Work to do: Write out each line exactly as it stands, please.

============

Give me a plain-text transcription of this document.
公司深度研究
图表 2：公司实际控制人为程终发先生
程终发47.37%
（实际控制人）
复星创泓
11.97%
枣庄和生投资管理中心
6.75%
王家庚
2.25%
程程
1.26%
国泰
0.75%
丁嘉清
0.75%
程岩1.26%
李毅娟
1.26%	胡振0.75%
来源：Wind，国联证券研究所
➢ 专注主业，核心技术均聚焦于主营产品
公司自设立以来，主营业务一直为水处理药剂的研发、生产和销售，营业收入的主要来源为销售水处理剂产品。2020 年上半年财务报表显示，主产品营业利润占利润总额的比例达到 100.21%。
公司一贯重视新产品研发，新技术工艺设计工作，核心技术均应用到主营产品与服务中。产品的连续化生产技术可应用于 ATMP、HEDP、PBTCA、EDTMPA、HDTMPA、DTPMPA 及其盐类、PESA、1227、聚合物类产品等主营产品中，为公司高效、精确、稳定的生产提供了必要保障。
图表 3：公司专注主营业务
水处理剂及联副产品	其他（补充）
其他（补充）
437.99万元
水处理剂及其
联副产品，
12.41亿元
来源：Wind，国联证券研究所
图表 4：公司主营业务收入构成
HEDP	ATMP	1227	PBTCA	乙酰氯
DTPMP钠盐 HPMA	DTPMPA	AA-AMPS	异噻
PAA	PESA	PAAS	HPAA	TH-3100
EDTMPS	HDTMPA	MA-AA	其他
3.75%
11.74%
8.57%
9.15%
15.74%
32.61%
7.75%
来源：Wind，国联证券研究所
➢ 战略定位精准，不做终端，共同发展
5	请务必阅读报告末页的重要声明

============

Problem solution:
Give me a plain-text transcription of this document.
公司深度研究
图表 2：公司实际控制人为程终发先生
程终发47.37%
（实际控制人）
复星创泓
11.97%
枣庄和生投资管理中心
6.75%
王家庚
2.25%
程程
1.26%
国泰
0.75%
丁嘉清
0.75%
程岩1.26%
李毅娟
1.26%	胡振0.75%
来源：Wind，国联证券研究所
➢ 专注主业，核心技术均聚焦于主营产品
公司自设立以来，主营业务一直为水处理药剂的研发、生产和销售，营业收入的主要来源为销售水处理剂产品。2020 年上半年财务报表显示，主产品营业利润占利润总额的比例达到 100.21%。
公司一贯重视新产品研发，新技术工艺设计工作，核心技术均应用到主营产品与服务中。产品的连续化生产技术可应用于 ATMP、HEDP、PBTCA、EDTMPA、HDTMPA、DTPMPA 及其盐类、PESA、1227、聚合物类产品等主营产品中，为公司高效、精确、稳定的生产提供了必要保障。
图表 3：公司专注主营业务
水处理剂及联副产品	其他（补充）
其他（补充）
437.99万元
水处理剂及其
联副产品，
12.41亿元
来源：Wind，国联证券研究所
图表 4：公司主营业务收入构成
HEDP	ATMP	1227	PBTCA	乙酰氯
DTPMP钠盐 HPMA	DTPMPA	AA-AMPS	异噻
PAA	PESA	PAAS	HPAA	TH-3100
EDTMPS	HDTMPA	MA-AA	其他
3.75%
11.74%
8.57%
9.15%
15.74%
32.61%
7.75%
来源：Wind，国联证券研究所
➢ 战略定位精准，不做终端，共同发展
5	请务必阅读报告末页的重要声明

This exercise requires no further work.